Collected data entries:
+---+
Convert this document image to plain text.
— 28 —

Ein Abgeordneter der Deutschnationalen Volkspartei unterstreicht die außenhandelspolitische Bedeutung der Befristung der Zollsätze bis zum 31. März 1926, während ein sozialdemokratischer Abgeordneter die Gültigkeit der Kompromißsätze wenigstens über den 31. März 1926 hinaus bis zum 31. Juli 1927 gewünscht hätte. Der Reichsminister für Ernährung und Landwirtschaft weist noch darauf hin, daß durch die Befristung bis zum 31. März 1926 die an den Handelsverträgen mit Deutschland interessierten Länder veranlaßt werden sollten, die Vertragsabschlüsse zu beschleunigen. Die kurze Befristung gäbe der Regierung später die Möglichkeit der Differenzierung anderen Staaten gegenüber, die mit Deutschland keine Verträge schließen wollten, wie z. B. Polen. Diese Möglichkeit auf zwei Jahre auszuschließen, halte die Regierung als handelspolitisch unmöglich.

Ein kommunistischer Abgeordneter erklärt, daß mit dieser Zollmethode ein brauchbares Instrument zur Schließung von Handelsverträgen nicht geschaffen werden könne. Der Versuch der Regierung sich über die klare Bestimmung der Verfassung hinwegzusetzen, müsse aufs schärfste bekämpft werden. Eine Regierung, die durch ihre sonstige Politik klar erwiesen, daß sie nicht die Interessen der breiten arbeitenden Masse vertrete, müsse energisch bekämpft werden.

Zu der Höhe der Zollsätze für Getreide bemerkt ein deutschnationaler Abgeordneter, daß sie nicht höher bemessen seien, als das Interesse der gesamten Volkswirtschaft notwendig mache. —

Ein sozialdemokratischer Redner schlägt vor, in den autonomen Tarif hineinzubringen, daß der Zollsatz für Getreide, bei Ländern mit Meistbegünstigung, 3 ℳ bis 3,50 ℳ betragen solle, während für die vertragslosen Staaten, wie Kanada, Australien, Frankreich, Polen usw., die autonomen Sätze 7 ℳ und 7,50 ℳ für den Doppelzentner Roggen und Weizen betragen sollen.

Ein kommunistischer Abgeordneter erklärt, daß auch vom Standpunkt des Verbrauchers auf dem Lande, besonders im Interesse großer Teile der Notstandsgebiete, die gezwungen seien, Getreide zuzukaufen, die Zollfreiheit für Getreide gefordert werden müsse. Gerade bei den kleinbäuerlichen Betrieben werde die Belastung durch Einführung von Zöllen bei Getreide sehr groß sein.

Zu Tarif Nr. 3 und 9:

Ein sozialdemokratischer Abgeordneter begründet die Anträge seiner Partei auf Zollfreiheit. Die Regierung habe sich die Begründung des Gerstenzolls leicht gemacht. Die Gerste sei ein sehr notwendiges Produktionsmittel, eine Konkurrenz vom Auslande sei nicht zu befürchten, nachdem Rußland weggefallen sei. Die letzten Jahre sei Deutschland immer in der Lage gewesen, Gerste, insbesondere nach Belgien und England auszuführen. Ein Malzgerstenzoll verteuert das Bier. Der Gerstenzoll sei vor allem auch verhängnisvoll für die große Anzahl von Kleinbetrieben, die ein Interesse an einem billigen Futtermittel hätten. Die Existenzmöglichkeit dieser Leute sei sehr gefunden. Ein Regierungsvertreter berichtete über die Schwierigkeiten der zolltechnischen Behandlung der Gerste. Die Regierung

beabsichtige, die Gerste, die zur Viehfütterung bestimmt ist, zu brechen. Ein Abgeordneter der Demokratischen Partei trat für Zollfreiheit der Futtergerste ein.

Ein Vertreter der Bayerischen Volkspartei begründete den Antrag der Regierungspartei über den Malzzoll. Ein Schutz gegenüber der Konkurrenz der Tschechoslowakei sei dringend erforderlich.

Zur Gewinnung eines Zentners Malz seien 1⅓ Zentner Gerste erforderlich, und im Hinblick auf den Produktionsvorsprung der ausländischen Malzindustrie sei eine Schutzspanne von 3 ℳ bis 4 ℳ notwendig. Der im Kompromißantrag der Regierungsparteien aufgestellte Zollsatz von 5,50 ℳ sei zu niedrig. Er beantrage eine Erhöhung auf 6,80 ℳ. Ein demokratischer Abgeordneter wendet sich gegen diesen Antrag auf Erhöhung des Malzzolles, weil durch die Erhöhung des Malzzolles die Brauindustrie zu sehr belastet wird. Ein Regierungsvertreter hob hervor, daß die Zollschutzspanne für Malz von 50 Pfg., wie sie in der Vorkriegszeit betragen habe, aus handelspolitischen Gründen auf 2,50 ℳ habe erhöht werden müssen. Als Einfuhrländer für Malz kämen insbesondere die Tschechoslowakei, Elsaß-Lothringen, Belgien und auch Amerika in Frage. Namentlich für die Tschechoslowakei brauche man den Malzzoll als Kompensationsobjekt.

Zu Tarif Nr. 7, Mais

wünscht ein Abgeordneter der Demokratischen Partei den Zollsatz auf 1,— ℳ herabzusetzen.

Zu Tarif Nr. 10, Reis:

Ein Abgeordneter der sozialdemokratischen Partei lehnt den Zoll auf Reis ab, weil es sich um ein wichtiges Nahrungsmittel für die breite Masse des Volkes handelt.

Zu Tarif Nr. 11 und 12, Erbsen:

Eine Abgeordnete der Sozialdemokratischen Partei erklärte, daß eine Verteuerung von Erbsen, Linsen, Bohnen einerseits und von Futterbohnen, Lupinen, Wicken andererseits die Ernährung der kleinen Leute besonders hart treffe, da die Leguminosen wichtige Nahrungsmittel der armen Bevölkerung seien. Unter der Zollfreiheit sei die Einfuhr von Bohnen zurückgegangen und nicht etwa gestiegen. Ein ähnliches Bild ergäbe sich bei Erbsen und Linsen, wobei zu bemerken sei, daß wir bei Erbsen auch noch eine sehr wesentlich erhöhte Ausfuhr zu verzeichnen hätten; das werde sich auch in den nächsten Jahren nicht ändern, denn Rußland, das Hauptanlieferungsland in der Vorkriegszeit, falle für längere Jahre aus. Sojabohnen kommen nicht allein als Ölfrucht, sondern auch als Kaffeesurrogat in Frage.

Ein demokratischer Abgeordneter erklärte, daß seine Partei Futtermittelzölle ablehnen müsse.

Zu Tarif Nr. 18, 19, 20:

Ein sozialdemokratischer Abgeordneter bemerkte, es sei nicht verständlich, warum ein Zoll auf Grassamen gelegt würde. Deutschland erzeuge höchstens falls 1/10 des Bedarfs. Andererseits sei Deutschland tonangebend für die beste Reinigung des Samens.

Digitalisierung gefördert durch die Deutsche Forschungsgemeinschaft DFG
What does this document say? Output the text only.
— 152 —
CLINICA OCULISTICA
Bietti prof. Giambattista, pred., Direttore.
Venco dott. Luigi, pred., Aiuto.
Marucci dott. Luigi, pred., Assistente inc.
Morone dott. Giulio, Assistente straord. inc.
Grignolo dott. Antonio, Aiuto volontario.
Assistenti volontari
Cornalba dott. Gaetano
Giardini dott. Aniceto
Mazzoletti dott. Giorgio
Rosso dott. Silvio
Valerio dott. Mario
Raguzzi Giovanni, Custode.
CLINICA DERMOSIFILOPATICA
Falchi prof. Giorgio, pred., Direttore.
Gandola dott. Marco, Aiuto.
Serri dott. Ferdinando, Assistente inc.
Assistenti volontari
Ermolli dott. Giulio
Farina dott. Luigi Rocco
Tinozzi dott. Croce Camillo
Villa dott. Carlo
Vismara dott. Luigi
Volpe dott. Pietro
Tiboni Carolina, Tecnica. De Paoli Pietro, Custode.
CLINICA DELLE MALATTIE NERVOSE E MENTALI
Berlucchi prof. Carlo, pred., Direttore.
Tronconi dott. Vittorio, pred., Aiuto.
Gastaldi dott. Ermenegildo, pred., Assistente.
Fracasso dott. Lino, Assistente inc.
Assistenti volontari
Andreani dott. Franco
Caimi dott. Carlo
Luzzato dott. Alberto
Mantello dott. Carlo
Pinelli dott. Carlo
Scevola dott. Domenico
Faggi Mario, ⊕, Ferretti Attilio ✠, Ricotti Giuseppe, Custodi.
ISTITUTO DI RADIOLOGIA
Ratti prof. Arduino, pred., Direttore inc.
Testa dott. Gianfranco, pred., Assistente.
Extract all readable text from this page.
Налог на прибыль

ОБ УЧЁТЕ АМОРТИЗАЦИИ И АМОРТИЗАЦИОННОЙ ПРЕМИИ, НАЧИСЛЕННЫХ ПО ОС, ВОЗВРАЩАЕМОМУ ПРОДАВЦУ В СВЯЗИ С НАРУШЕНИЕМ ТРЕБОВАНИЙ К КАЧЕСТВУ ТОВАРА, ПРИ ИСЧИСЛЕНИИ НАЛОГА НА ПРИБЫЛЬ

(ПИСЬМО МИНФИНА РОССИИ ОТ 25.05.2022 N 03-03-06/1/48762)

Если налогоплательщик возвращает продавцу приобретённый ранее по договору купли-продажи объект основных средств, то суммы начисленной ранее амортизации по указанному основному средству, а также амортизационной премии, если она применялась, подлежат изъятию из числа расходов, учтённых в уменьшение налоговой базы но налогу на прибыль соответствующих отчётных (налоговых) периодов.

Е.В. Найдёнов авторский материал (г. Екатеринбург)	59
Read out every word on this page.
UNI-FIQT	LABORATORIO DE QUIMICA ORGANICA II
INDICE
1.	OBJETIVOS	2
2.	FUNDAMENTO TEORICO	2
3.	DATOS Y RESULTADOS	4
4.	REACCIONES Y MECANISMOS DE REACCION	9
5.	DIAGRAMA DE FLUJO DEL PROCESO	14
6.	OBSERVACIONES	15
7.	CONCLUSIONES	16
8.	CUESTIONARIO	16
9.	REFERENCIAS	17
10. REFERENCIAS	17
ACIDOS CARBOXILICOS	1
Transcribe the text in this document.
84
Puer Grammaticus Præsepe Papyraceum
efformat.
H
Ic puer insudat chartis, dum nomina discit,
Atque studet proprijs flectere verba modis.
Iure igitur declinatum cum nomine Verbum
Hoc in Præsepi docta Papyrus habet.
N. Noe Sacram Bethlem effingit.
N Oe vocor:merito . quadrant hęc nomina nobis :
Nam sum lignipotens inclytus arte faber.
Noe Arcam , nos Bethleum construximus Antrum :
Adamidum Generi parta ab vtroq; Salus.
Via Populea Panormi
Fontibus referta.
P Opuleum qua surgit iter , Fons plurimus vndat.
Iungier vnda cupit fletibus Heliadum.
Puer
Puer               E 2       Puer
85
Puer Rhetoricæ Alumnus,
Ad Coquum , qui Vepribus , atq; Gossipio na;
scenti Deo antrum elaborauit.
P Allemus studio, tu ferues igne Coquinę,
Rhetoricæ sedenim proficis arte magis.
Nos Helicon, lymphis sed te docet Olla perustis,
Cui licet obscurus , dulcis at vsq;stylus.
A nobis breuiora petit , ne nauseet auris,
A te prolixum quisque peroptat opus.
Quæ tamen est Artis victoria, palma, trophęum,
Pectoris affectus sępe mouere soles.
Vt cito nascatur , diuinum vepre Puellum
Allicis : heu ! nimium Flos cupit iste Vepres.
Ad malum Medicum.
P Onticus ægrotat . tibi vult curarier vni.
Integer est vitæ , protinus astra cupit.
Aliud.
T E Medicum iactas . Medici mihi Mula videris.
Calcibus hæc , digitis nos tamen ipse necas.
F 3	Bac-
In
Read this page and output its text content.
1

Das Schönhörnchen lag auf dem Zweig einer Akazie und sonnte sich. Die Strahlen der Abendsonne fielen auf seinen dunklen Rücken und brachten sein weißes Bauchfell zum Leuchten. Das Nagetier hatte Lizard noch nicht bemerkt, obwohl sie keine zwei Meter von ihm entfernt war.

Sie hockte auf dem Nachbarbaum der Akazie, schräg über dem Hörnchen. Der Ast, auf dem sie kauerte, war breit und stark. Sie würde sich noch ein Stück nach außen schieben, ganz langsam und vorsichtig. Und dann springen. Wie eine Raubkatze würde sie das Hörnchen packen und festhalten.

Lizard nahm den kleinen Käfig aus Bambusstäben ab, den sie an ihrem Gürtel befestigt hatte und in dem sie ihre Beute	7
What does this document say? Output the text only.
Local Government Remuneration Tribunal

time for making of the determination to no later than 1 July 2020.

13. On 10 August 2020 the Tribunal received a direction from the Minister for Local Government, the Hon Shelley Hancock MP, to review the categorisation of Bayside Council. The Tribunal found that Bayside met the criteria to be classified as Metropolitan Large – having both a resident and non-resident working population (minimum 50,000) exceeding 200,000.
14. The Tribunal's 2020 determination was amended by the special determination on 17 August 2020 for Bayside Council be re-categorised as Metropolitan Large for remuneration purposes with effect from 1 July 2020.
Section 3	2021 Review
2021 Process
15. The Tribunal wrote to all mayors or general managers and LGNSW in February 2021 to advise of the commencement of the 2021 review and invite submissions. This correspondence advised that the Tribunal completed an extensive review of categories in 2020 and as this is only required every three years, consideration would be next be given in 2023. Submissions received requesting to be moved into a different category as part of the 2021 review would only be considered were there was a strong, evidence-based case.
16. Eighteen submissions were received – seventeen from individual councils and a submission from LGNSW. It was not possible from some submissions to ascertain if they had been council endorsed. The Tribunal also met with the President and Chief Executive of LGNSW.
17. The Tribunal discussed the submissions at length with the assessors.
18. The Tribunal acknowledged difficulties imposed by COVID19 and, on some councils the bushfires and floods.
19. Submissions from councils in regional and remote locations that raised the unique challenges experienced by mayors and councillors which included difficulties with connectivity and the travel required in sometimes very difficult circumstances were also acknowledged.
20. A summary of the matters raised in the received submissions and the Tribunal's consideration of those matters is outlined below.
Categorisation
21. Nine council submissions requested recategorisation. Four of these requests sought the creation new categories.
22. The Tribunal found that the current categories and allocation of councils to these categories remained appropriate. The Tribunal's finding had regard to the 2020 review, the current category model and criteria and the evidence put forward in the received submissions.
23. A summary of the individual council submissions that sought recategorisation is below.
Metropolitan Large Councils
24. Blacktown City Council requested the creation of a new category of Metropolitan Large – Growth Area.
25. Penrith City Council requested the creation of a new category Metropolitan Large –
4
+---+
GIVEN EXERCISE:
Extract all lines from the data in which "also" is found.

RESPONSE BELOW:
16. Eighteen submissions were received – seventeen from individual councils and a submission from LGNSW. It was not possible from some submissions to ascertain if they had been council endorsed. The Tribunal also met with the President and Chief Executive of LGNSW.
19. Submissions from councils in regional and remote locations that raised the unique challenges experienced by mayors and councillors which included difficulties with connectivity and the travel required in sometimes very difficult circumstances were also acknowledged.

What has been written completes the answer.